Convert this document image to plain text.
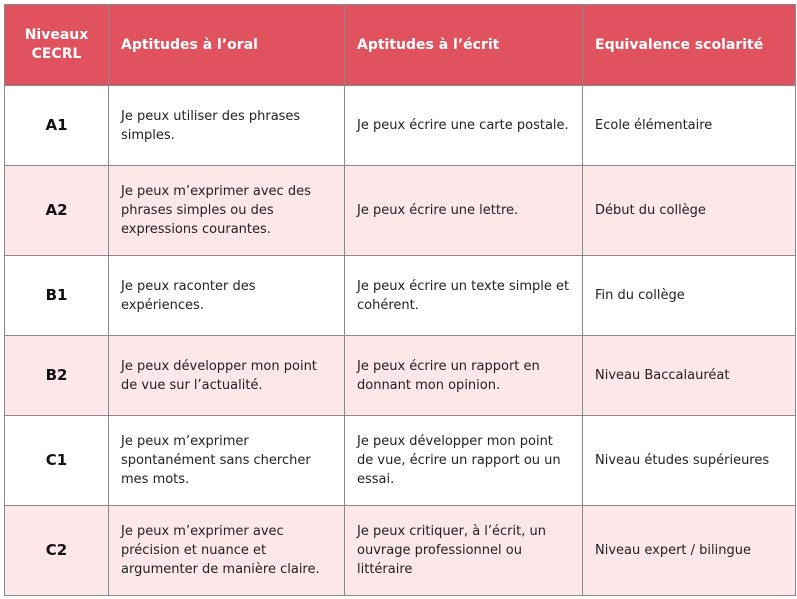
Niveaux CECRL	Aptitudes à l’oral	Aptitudes à l’écrit	Equivalence scolarité
A1	Je peux utiliser des phrases simples.	Je peux écrire une carte postale.	Ecole élémentaire
A2	Je peux m’exprimer avec des phrases simples ou des expressions courantes.	Je peux écrire une lettre.	Début du collège
B1	Je peux raconter des expériences.	Je peux écrire un texte simple et cohérent.	Fin du collège
B2	Je peux développer mon point de vue sur l’actualité.	Je peux écrire un rapport en donnant mon opinion.	Niveau Baccalauréat
C1	Je peux m’exprimer spontanément sans chercher mes mots.	Je peux développer mon point de vue, écrire un rapport ou un essai.	Niveau études supérieures
C2	Je peux m’exprimer avec précision et nuance et argumenter de manière claire.	Je peux critiquer, à l’écrit, un ouvrage professionnel ou littéraire	Niveau expert / bilingue
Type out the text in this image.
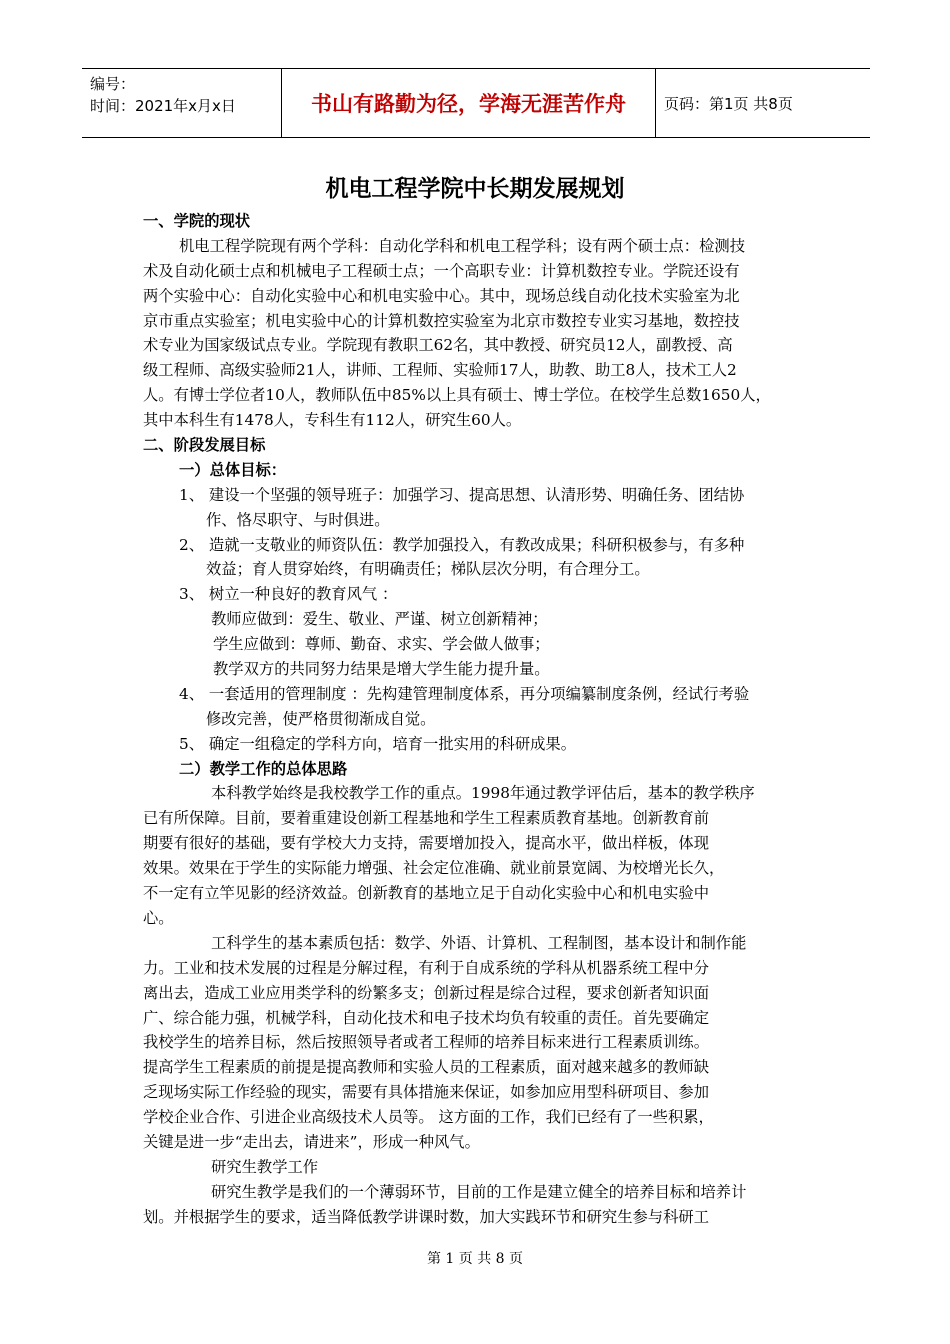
编号：
时间：2021年x月x日	书山有路勤为径，学海无涯苦作舟	页码：第1页 共8页
机电工程学院中长期发展规划
一、学院的现状
机电工程学院现有两个学科：自动化学科和机电工程学科；设有两个硕士点：检测技
术及自动化硕士点和机械电子工程硕士点；一个高职专业：计算机数控专业。学院还设有
两个实验中心：自动化实验中心和机电实验中心。其中，现场总线自动化技术实验室为北
京市重点实验室；机电实验中心的计算机数控实验室为北京市数控专业实习基地，数控技
术专业为国家级试点专业。学院现有教职工62名，其中教授、研究员12人，副教授、高
级工程师、高级实验师21人，讲师、工程师、实验师17人，助教、助工8人，技术工人2
人。有博士学位者10人，教师队伍中85%以上具有硕士、博士学位。在校学生总数1650人，
其中本科生有1478人，专科生有112人，研究生60人。
二、阶段发展目标
一）总体目标：
1、 建设一个坚强的领导班子：加强学习、提高思想、认清形势、明确任务、团结协
作、恪尽职守、与时俱进。
2、 造就一支敬业的师资队伍：教学加强投入，有教改成果；科研积极参与，有多种
效益；育人贯穿始终，有明确责任；梯队层次分明，有合理分工。
3、 树立一种良好的教育风气 ：
教师应做到：爱生、敬业、严谨、树立创新精神；
学生应做到：尊师、勤奋、求实、学会做人做事；
教学双方的共同努力结果是增大学生能力提升量。
4、 一套适用的管理制度 ：先构建管理制度体系，再分项编纂制度条例，经试行考验
修改完善，使严格贯彻渐成自觉。
5、 确定一组稳定的学科方向，培育一批实用的科研成果。
二）教学工作的总体思路
本科教学始终是我校教学工作的重点。1998年通过教学评估后，基本的教学秩序
已有所保障。目前，要着重建设创新工程基地和学生工程素质教育基地。创新教育前
期要有很好的基础，要有学校大力支持，需要增加投入，提高水平，做出样板，体现
效果。效果在于学生的实际能力增强、社会定位准确、就业前景宽阔、为校增光长久，
不一定有立竿见影的经济效益。创新教育的基地立足于自动化实验中心和机电实验中
心。
工科学生的基本素质包括：数学、外语、计算机、工程制图，基本设计和制作能
力。工业和技术发展的过程是分解过程，有利于自成系统的学科从机器系统工程中分
离出去，造成工业应用类学科的纷繁多支；创新过程是综合过程，要求创新者知识面
广、综合能力强，机械学科，自动化技术和电子技术均负有较重的责任。首先要确定
我校学生的培养目标，然后按照领导者或者工程师的培养目标来进行工程素质训练。
提高学生工程素质的前提是提高教师和实验人员的工程素质，面对越来越多的教师缺
乏现场实际工作经验的现实，需要有具体措施来保证，如参加应用型科研项目、参加
学校企业合作、引进企业高级技术人员等。 这方面的工作，我们已经有了一些积累，
关键是进一步“走出去，请进来”，形成一种风气。
研究生教学工作
研究生教学是我们的一个薄弱环节，目前的工作是建立健全的培养目标和培养计
划。并根据学生的要求，适当降低教学讲课时数，加大实践环节和研究生参与科研工
第 1 页 共 8 页
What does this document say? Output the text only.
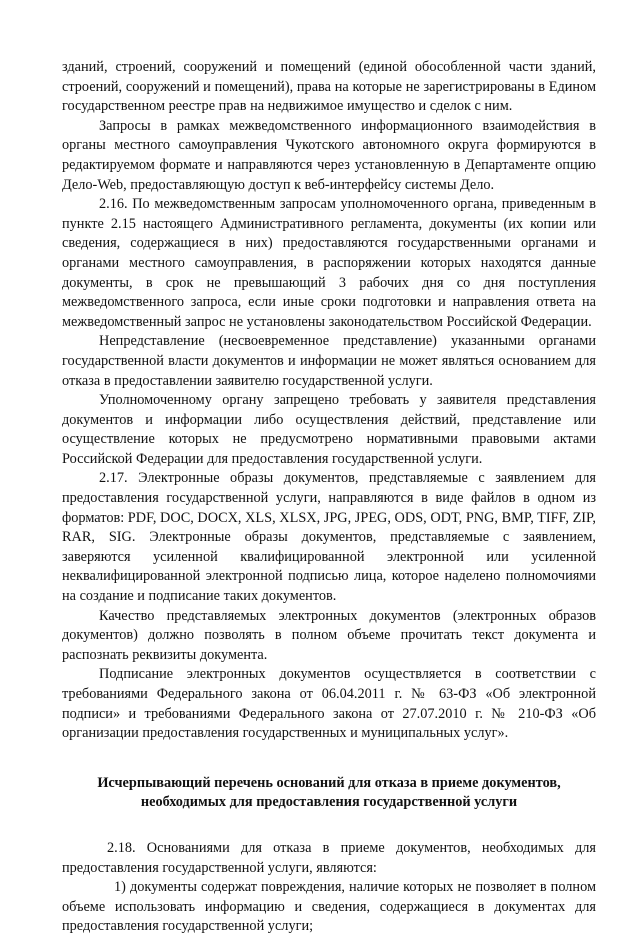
зданий, строений, сооружений и помещений (единой обособленной части зданий, строений, сооружений и помещений), права на которые не зарегистрированы в Едином государственном реестре прав на недвижимое имущество и сделок с ним.

Запросы в рамках межведомственного информационного взаимодействия в органы местного самоуправления Чукотского автономного округа формируются в редактируемом формате и направляются через установленную в Департаменте опцию Дело-Web, предоставляющую доступ к веб-интерфейсу системы Дело.

2.16. По межведомственным запросам уполномоченного органа, приведенным в пункте 2.15 настоящего Административного регламента, документы (их копии или сведения, содержащиеся в них) предоставляются государственными органами и органами местного самоуправления, в распоряжении которых находятся данные документы, в срок не превышающий 3 рабочих дня со дня поступления межведомственного запроса, если иные сроки подготовки и направления ответа на межведомственный запрос не установлены законодательством Российской Федерации.

Непредставление (несвоевременное представление) указанными органами государственной власти документов и информации не может являться основанием для отказа в предоставлении заявителю государственной услуги.

Уполномоченному органу запрещено требовать у заявителя представления документов и информации либо осуществления действий, представление или осуществление которых не предусмотрено нормативными правовыми актами Российской Федерации для предоставления государственной услуги.

2.17. Электронные образы документов, представляемые с заявлением для предоставления государственной услуги, направляются в виде файлов в одном из форматов: PDF, DOC, DOCX, XLS, XLSX, JPG, JPEG, ODS, ODT, PNG, BMP, TIFF, ZIP, RAR, SIG. Электронные образы документов, представляемые с заявлением, заверяются усиленной квалифицированной электронной или усиленной неквалифицированной электронной подписью лица, которое наделено полномочиями на создание и подписание таких документов.

Качество представляемых электронных документов (электронных образов документов) должно позволять в полном объеме прочитать текст документа и распознать реквизиты документа.

Подписание электронных документов осуществляется в соответствии с требованиями Федерального закона от 06.04.2011 г. № 63-ФЗ «Об электронной подписи» и требованиями Федерального закона от 27.07.2010 г. № 210-ФЗ «Об организации предоставления государственных и муниципальных услуг».

Исчерпывающий перечень оснований для отказа в приеме документов, необходимых для предоставления государственной услуги

2.18. Основаниями для отказа в приеме документов, необходимых для предоставления государственной услуги, являются:

1) документы содержат повреждения, наличие которых не позволяет в полном объеме использовать информацию и сведения, содержащиеся в документах для предоставления государственной услуги;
##############################
Stated goal: Transcribe all the records above word for word, without their images.

Output for this task:
Convert this document image to plain text.
Niveaux CECRL	Aptitudes à l’oral	Aptitudes à l’écrit	Equivalence scolarité
A1	Je peux utiliser des phrases simples.	Je peux écrire une carte postale.	Ecole élémentaire
A2	Je peux m’exprimer avec des phrases simples ou des expressions courantes.	Je peux écrire une lettre.	Début du collège
B1	Je peux raconter des expériences.	Je peux écrire un texte simple et cohérent.	Fin du collège
B2	Je peux développer mon point de vue sur l’actualité.	Je peux écrire un rapport en donnant mon opinion.	Niveau Baccalauréat
C1	Je peux m’exprimer spontanément sans chercher mes mots.	Je peux développer mon point de vue, écrire un rapport ou un essai.	Niveau études supérieures
C2	Je peux m’exprimer avec précision et nuance et argumenter de manière claire.	Je peux critiquer, à l’écrit, un ouvrage professionnel ou littéraire	Niveau expert / bilingue
Type out the text in this image.
编号：
时间：2021年x月x日	书山有路勤为径，学海无涯苦作舟	页码：第1页 共8页
机电工程学院中长期发展规划
一、学院的现状
机电工程学院现有两个学科：自动化学科和机电工程学科；设有两个硕士点：检测技
术及自动化硕士点和机械电子工程硕士点；一个高职专业：计算机数控专业。学院还设有
两个实验中心：自动化实验中心和机电实验中心。其中，现场总线自动化技术实验室为北
京市重点实验室；机电实验中心的计算机数控实验室为北京市数控专业实习基地，数控技
术专业为国家级试点专业。学院现有教职工62名，其中教授、研究员12人，副教授、高
级工程师、高级实验师21人，讲师、工程师、实验师17人，助教、助工8人，技术工人2
人。有博士学位者10人，教师队伍中85%以上具有硕士、博士学位。在校学生总数1650人，
其中本科生有1478人，专科生有112人，研究生60人。
二、阶段发展目标
一）总体目标：
1、 建设一个坚强的领导班子：加强学习、提高思想、认清形势、明确任务、团结协
作、恪尽职守、与时俱进。
2、 造就一支敬业的师资队伍：教学加强投入，有教改成果；科研积极参与，有多种
效益；育人贯穿始终，有明确责任；梯队层次分明，有合理分工。
3、 树立一种良好的教育风气 ：
教师应做到：爱生、敬业、严谨、树立创新精神；
学生应做到：尊师、勤奋、求实、学会做人做事；
教学双方的共同努力结果是增大学生能力提升量。
4、 一套适用的管理制度 ：先构建管理制度体系，再分项编纂制度条例，经试行考验
修改完善，使严格贯彻渐成自觉。
5、 确定一组稳定的学科方向，培育一批实用的科研成果。
二）教学工作的总体思路
本科教学始终是我校教学工作的重点。1998年通过教学评估后，基本的教学秩序
已有所保障。目前，要着重建设创新工程基地和学生工程素质教育基地。创新教育前
期要有很好的基础，要有学校大力支持，需要增加投入，提高水平，做出样板，体现
效果。效果在于学生的实际能力增强、社会定位准确、就业前景宽阔、为校增光长久，
不一定有立竿见影的经济效益。创新教育的基地立足于自动化实验中心和机电实验中
心。
工科学生的基本素质包括：数学、外语、计算机、工程制图，基本设计和制作能
力。工业和技术发展的过程是分解过程，有利于自成系统的学科从机器系统工程中分
离出去，造成工业应用类学科的纷繁多支；创新过程是综合过程，要求创新者知识面
广、综合能力强，机械学科，自动化技术和电子技术均负有较重的责任。首先要确定
我校学生的培养目标，然后按照领导者或者工程师的培养目标来进行工程素质训练。
提高学生工程素质的前提是提高教师和实验人员的工程素质，面对越来越多的教师缺
乏现场实际工作经验的现实，需要有具体措施来保证，如参加应用型科研项目、参加
学校企业合作、引进企业高级技术人员等。 这方面的工作，我们已经有了一些积累，
关键是进一步“走出去，请进来”，形成一种风气。
研究生教学工作
研究生教学是我们的一个薄弱环节，目前的工作是建立健全的培养目标和培养计
划。并根据学生的要求，适当降低教学讲课时数，加大实践环节和研究生参与科研工
第 1 页 共 8 页
What does this document say? Output the text only.
зданий, строений, сооружений и помещений (единой обособленной части зданий, строений, сооружений и помещений), права на которые не зарегистрированы в Едином государственном реестре прав на недвижимое имущество и сделок с ним.

Запросы в рамках межведомственного информационного взаимодействия в органы местного самоуправления Чукотского автономного округа формируются в редактируемом формате и направляются через установленную в Департаменте опцию Дело-Web, предоставляющую доступ к веб-интерфейсу системы Дело.

2.16. По межведомственным запросам уполномоченного органа, приведенным в пункте 2.15 настоящего Административного регламента, документы (их копии или сведения, содержащиеся в них) предоставляются государственными органами и органами местного самоуправления, в распоряжении которых находятся данные документы, в срок не превышающий 3 рабочих дня со дня поступления межведомственного запроса, если иные сроки подготовки и направления ответа на межведомственный запрос не установлены законодательством Российской Федерации.

Непредставление (несвоевременное представление) указанными органами государственной власти документов и информации не может являться основанием для отказа в предоставлении заявителю государственной услуги.

Уполномоченному органу запрещено требовать у заявителя представления документов и информации либо осуществления действий, представление или осуществление которых не предусмотрено нормативными правовыми актами Российской Федерации для предоставления государственной услуги.

2.17. Электронные образы документов, представляемые с заявлением для предоставления государственной услуги, направляются в виде файлов в одном из форматов: PDF, DOC, DOCX, XLS, XLSX, JPG, JPEG, ODS, ODT, PNG, BMP, TIFF, ZIP, RAR, SIG. Электронные образы документов, представляемые с заявлением, заверяются усиленной квалифицированной электронной или усиленной неквалифицированной электронной подписью лица, которое наделено полномочиями на создание и подписание таких документов.

Качество представляемых электронных документов (электронных образов документов) должно позволять в полном объеме прочитать текст документа и распознать реквизиты документа.

Подписание электронных документов осуществляется в соответствии с требованиями Федерального закона от 06.04.2011 г. № 63-ФЗ «Об электронной подписи» и требованиями Федерального закона от 27.07.2010 г. № 210-ФЗ «Об организации предоставления государственных и муниципальных услуг».

Исчерпывающий перечень оснований для отказа в приеме документов, необходимых для предоставления государственной услуги

2.18. Основаниями для отказа в приеме документов, необходимых для предоставления государственной услуги, являются:

1) документы содержат повреждения, наличие которых не позволяет в полном объеме использовать информацию и сведения, содержащиеся в документах для предоставления государственной услуги;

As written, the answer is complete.